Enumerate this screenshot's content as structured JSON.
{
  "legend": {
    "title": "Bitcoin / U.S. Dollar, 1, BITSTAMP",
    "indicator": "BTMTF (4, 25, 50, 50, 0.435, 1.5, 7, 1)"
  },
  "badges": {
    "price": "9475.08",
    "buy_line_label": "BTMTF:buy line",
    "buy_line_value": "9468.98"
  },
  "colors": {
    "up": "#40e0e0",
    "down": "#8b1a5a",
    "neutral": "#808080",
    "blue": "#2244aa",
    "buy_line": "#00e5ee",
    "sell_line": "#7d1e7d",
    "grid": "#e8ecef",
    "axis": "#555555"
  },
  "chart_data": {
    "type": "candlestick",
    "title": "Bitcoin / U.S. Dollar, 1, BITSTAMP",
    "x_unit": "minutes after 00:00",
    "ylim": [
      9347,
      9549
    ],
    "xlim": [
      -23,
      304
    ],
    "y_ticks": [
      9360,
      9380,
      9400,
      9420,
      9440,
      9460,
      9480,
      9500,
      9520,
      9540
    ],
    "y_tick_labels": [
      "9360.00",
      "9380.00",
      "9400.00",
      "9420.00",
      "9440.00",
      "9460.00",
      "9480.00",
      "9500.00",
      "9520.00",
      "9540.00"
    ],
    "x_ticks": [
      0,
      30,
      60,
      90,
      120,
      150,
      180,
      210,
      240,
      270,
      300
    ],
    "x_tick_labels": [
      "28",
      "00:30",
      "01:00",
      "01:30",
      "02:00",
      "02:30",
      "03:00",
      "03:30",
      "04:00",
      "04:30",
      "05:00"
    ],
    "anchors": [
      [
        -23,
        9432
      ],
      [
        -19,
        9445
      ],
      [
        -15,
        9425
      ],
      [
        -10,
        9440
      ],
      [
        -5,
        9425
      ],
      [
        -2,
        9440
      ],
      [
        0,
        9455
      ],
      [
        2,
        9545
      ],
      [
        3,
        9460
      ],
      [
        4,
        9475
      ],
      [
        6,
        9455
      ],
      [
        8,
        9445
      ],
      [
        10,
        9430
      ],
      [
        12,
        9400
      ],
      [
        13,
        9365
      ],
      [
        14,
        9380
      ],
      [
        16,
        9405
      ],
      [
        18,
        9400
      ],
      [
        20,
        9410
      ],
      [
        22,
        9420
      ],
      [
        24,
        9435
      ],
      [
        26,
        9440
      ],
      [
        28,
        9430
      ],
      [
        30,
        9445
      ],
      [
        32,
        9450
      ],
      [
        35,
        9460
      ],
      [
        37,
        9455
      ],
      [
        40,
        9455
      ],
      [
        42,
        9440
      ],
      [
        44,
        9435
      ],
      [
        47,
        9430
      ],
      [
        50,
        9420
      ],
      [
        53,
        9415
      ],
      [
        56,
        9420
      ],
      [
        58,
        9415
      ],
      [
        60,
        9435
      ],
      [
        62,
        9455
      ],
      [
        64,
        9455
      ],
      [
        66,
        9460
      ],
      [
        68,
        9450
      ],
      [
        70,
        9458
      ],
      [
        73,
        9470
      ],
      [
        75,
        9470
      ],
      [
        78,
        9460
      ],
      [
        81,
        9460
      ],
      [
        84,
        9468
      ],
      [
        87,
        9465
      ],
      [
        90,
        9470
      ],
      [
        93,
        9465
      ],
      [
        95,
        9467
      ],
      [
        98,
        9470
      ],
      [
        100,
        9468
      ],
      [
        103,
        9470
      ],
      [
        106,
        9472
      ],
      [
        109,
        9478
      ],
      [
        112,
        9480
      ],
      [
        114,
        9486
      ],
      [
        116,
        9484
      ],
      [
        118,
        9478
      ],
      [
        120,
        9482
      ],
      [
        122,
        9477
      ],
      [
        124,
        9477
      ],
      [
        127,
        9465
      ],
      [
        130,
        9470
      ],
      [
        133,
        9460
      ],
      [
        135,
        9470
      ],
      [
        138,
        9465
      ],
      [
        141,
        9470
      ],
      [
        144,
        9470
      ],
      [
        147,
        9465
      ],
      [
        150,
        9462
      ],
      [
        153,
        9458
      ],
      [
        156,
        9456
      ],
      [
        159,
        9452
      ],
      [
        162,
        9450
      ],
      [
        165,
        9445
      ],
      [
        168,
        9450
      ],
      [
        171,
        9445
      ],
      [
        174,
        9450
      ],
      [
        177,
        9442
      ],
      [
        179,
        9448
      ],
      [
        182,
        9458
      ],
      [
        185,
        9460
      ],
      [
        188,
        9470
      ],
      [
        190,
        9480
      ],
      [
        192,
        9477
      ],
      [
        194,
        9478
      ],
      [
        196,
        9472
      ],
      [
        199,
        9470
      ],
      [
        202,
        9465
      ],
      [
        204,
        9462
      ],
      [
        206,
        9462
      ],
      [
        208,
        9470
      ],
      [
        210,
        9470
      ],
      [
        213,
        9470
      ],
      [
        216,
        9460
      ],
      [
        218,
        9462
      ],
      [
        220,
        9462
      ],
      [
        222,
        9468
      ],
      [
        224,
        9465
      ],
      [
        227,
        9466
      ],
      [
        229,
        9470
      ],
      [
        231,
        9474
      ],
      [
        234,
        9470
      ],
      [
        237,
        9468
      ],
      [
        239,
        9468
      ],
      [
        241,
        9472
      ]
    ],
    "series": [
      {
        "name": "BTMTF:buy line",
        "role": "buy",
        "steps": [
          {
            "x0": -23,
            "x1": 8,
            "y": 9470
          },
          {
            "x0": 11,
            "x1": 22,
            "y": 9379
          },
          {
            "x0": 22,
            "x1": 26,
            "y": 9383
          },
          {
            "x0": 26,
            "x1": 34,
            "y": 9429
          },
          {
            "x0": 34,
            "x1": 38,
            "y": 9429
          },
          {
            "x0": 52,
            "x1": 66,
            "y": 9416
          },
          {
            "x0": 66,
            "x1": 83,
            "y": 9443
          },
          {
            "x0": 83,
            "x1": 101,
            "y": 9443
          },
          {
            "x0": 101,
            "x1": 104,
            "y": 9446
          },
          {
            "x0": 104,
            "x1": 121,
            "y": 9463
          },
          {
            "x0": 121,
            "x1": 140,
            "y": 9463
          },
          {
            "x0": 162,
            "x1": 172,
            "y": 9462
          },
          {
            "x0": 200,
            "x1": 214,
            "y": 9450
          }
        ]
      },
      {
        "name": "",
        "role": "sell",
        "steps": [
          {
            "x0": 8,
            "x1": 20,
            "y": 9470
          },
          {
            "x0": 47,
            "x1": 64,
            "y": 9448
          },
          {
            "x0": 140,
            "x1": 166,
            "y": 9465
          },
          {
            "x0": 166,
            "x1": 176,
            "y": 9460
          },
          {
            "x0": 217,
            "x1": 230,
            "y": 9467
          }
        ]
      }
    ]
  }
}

------

(WRITTEN REQUEST): Every entry needs to be retyped exactly.

(OUTPUT BELOW):
Enumerate this screenshot's content as structured JSON.
{
  "legend": {
    "title": "Bitcoin / U.S. Dollar, 1, BITSTAMP",
    "indicator": "BTMTF (4, 25, 50, 50, 0.435, 1.5, 7, 1)"
  },
  "badges": {
    "price": "9475.08",
    "buy_line_label": "BTMTF:buy line",
    "buy_line_value": "9468.98"
  },
  "colors": {
    "up": "#40e0e0",
    "down": "#8b1a5a",
    "neutral": "#808080",
    "blue": "#2244aa",
    "buy_line": "#00e5ee",
    "sell_line": "#7d1e7d",
    "grid": "#e8ecef",
    "axis": "#555555"
  },
  "chart_data": {
    "type": "candlestick",
    "title": "Bitcoin / U.S. Dollar, 1, BITSTAMP",
    "x_unit": "minutes after 00:00",
    "ylim": [
      9347,
      9549
    ],
    "xlim": [
      -23,
      304
    ],
    "y_ticks": [
      9360,
      9380,
      9400,
      9420,
      9440,
      9460,
      9480,
      9500,
      9520,
      9540
    ],
    "y_tick_labels": [
      "9360.00",
      "9380.00",
      "9400.00",
      "9420.00",
      "9440.00",
      "9460.00",
      "9480.00",
      "9500.00",
      "9520.00",
      "9540.00"
    ],
    "x_ticks": [
      0,
      30,
      60,
      90,
      120,
      150,
      180,
      210,
      240,
      270,
      300
    ],
    "x_tick_labels": [
      "28",
      "00:30",
      "01:00",
      "01:30",
      "02:00",
      "02:30",
      "03:00",
      "03:30",
      "04:00",
      "04:30",
      "05:00"
    ],
    "anchors": [
      [
        -23,
        9432
      ],
      [
        -19,
        9445
      ],
      [
        -15,
        9425
      ],
      [
        -10,
        9440
      ],
      [
        -5,
        9425
      ],
      [
        -2,
        9440
      ],
      [
        0,
        9455
      ],
      [
        2,
        9545
      ],
      [
        3,
        9460
      ],
      [
        4,
        9475
      ],
      [
        6,
        9455
      ],
      [
        8,
        9445
      ],
      [
        10,
        9430
      ],
      [
        12,
        9400
      ],
      [
        13,
        9365
      ],
      [
        14,
        9380
      ],
      [
        16,
        9405
      ],
      [
        18,
        9400
      ],
      [
        20,
        9410
      ],
      [
        22,
        9420
      ],
      [
        24,
        9435
      ],
      [
        26,
        9440
      ],
      [
        28,
        9430
      ],
      [
        30,
        9445
      ],
      [
        32,
        9450
      ],
      [
        35,
        9460
      ],
      [
        37,
        9455
      ],
      [
        40,
        9455
      ],
      [
        42,
        9440
      ],
      [
        44,
        9435
      ],
      [
        47,
        9430
      ],
      [
        50,
        9420
      ],
      [
        53,
        9415
      ],
      [
        56,
        9420
      ],
      [
        58,
        9415
      ],
      [
        60,
        9435
      ],
      [
        62,
        9455
      ],
      [
        64,
        9455
      ],
      [
        66,
        9460
      ],
      [
        68,
        9450
      ],
      [
        70,
        9458
      ],
      [
        73,
        9470
      ],
      [
        75,
        9470
      ],
      [
        78,
        9460
      ],
      [
        81,
        9460
      ],
      [
        84,
        9468
      ],
      [
        87,
        9465
      ],
      [
        90,
        9470
      ],
      [
        93,
        9465
      ],
      [
        95,
        9467
      ],
      [
        98,
        9470
      ],
      [
        100,
        9468
      ],
      [
        103,
        9470
      ],
      [
        106,
        9472
      ],
      [
        109,
        9478
      ],
      [
        112,
        9480
      ],
      [
        114,
        9486
      ],
      [
        116,
        9484
      ],
      [
        118,
        9478
      ],
      [
        120,
        9482
      ],
      [
        122,
        9477
      ],
      [
        124,
        9477
      ],
      [
        127,
        9465
      ],
      [
        130,
        9470
      ],
      [
        133,
        9460
      ],
      [
        135,
        9470
      ],
      [
        138,
        9465
      ],
      [
        141,
        9470
      ],
      [
        144,
        9470
      ],
      [
        147,
        9465
      ],
      [
        150,
        9462
      ],
      [
        153,
        9458
      ],
      [
        156,
        9456
      ],
      [
        159,
        9452
      ],
      [
        162,
        9450
      ],
      [
        165,
        9445
      ],
      [
        168,
        9450
      ],
      [
        171,
        9445
      ],
      [
        174,
        9450
      ],
      [
        177,
        9442
      ],
      [
        179,
        9448
      ],
      [
        182,
        9458
      ],
      [
        185,
        9460
      ],
      [
        188,
        9470
      ],
      [
        190,
        9480
      ],
      [
        192,
        9477
      ],
      [
        194,
        9478
      ],
      [
        196,
        9472
      ],
      [
        199,
        9470
      ],
      [
        202,
        9465
      ],
      [
        204,
        9462
      ],
      [
        206,
        9462
      ],
      [
        208,
        9470
      ],
      [
        210,
        9470
      ],
      [
        213,
        9470
      ],
      [
        216,
        9460
      ],
      [
        218,
        9462
      ],
      [
        220,
        9462
      ],
      [
        222,
        9468
      ],
      [
        224,
        9465
      ],
      [
        227,
        9466
      ],
      [
        229,
        9470
      ],
      [
        231,
        9474
      ],
      [
        234,
        9470
      ],
      [
        237,
        9468
      ],
      [
        239,
        9468
      ],
      [
        241,
        9472
      ]
    ],
    "series": [
      {
        "name": "BTMTF:buy line",
        "role": "buy",
        "steps": [
          {
            "x0": -23,
            "x1": 8,
            "y": 9470
          },
          {
            "x0": 11,
            "x1": 22,
            "y": 9379
          },
          {
            "x0": 22,
            "x1": 26,
            "y": 9383
          },
          {
            "x0": 26,
            "x1": 34,
            "y": 9429
          },
          {
            "x0": 34,
            "x1": 38,
            "y": 9429
          },
          {
            "x0": 52,
            "x1": 66,
            "y": 9416
          },
          {
            "x0": 66,
            "x1": 83,
            "y": 9443
          },
          {
            "x0": 83,
            "x1": 101,
            "y": 9443
          },
          {
            "x0": 101,
            "x1": 104,
            "y": 9446
          },
          {
            "x0": 104,
            "x1": 121,
            "y": 9463
          },
          {
            "x0": 121,
            "x1": 140,
            "y": 9463
          },
          {
            "x0": 162,
            "x1": 172,
            "y": 9462
          },
          {
            "x0": 200,
            "x1": 214,
            "y": 9450
          }
        ]
      },
      {
        "name": "",
        "role": "sell",
        "steps": [
          {
            "x0": 8,
            "x1": 20,
            "y": 9470
          },
          {
            "x0": 47,
            "x1": 64,
            "y": 9448
          },
          {
            "x0": 140,
            "x1": 166,
            "y": 9465
          },
          {
            "x0": 166,
            "x1": 176,
            "y": 9460
          },
          {
            "x0": 217,
            "x1": 230,
            "y": 9467
          }
        ]
      }
    ]
  }
}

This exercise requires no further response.